» ITEMS:
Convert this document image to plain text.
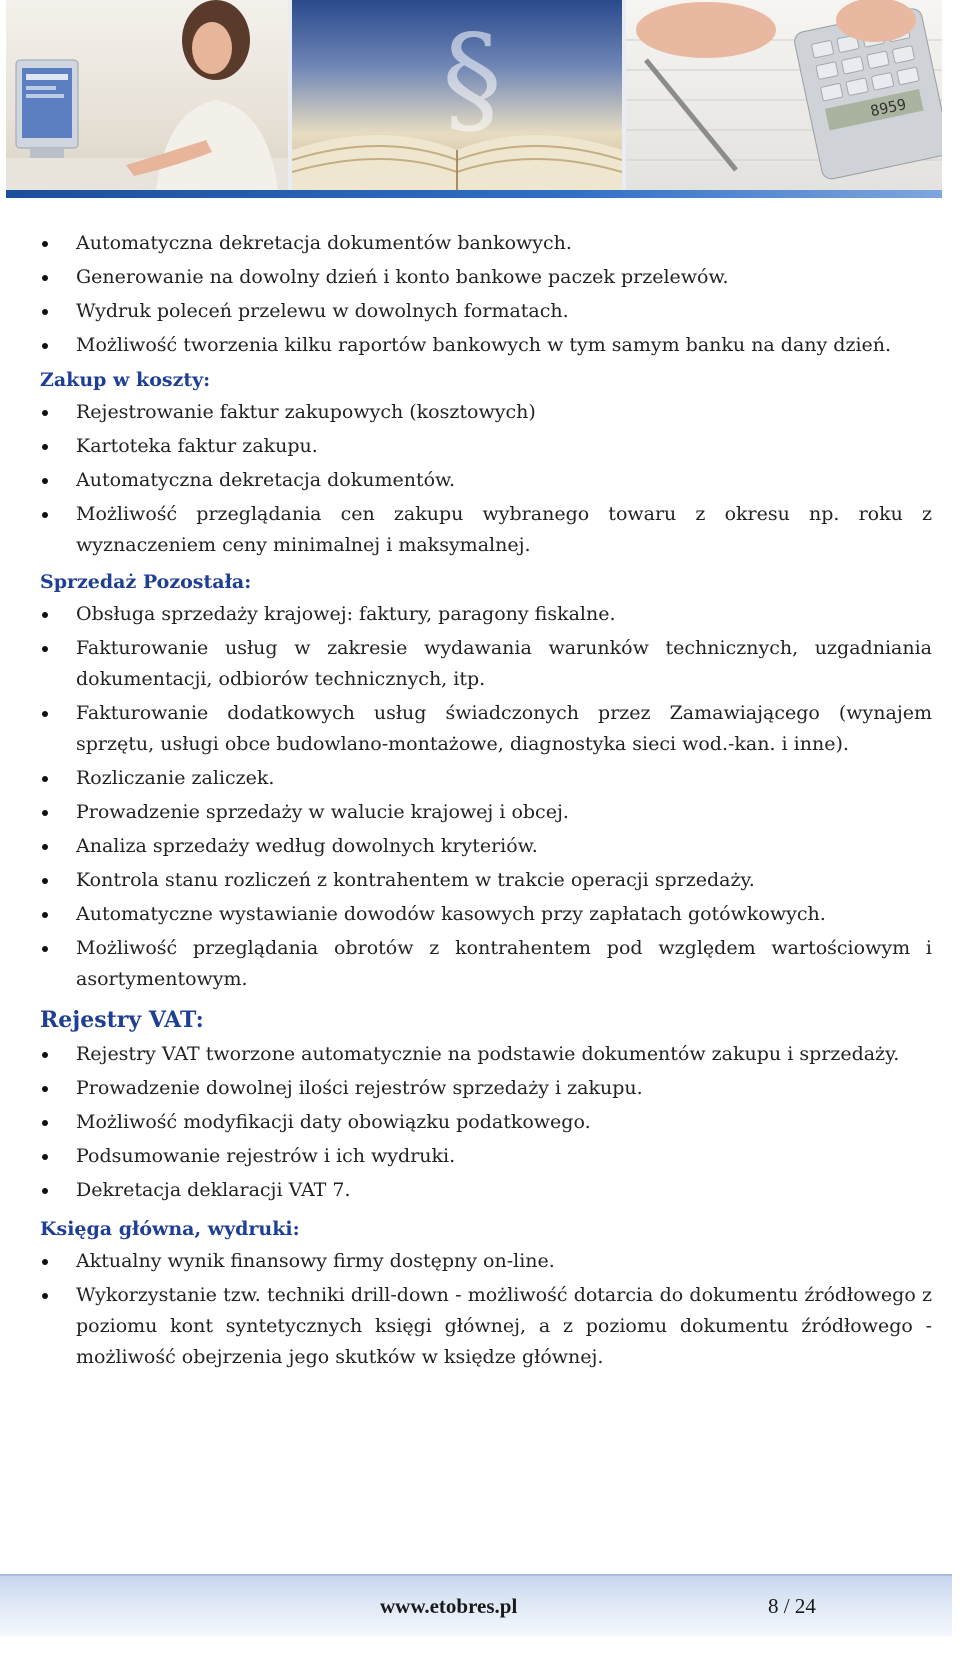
§	8959
Automatyczna dekretacja dokumentów bankowych.
Generowanie na dowolny dzień i konto bankowe paczek przelewów.
Wydruk poleceń przelewu w dowolnych formatach.
Możliwość tworzenia kilku raportów bankowych w tym samym banku na dany dzień.
Zakup w koszty:
Rejestrowanie faktur zakupowych (kosztowych)
Kartoteka faktur zakupu.
Automatyczna dekretacja dokumentów.
Możliwość przeglądania cen zakupu wybranego towaru z okresu np. roku z wyznaczeniem ceny minimalnej i maksymalnej.
Sprzedaż Pozostała:
Obsługa sprzedaży krajowej: faktury, paragony fiskalne.
Fakturowanie usług w zakresie wydawania warunków technicznych, uzgadniania dokumentacji, odbiorów technicznych, itp.
Fakturowanie dodatkowych usług świadczonych przez Zamawiającego (wynajem sprzętu, usługi obce budowlano-montażowe, diagnostyka sieci wod.-kan. i inne).
Rozliczanie zaliczek.
Prowadzenie sprzedaży w walucie krajowej i obcej.
Analiza sprzedaży według dowolnych kryteriów.
Kontrola stanu rozliczeń z kontrahentem w trakcie operacji sprzedaży.
Automatyczne wystawianie dowodów kasowych przy zapłatach gotówkowych.
Możliwość przeglądania obrotów z kontrahentem pod względem wartościowym i asortymentowym.
Rejestry VAT:
Rejestry VAT tworzone automatycznie na podstawie dokumentów zakupu i sprzedaży.
Prowadzenie dowolnej ilości rejestrów sprzedaży i zakupu.
Możliwość modyfikacji daty obowiązku podatkowego.
Podsumowanie rejestrów i ich wydruki.
Dekretacja deklaracji VAT 7.
Księga główna, wydruki:
Aktualny wynik finansowy firmy dostępny on-line.
Wykorzystanie tzw. techniki drill-down - możliwość dotarcia do dokumentu źródłowego z poziomu kont syntetycznych księgi głównej, a z poziomu dokumentu źródłowego - możliwość obejrzenia jego skutków w księdze głównej.
www.etobres.pl	8 / 24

» WORK REQUIRED: Give the count of lines in the data shown above that contain "sprzedaży", and nothing else.

» FINISHED EXERCISE: 6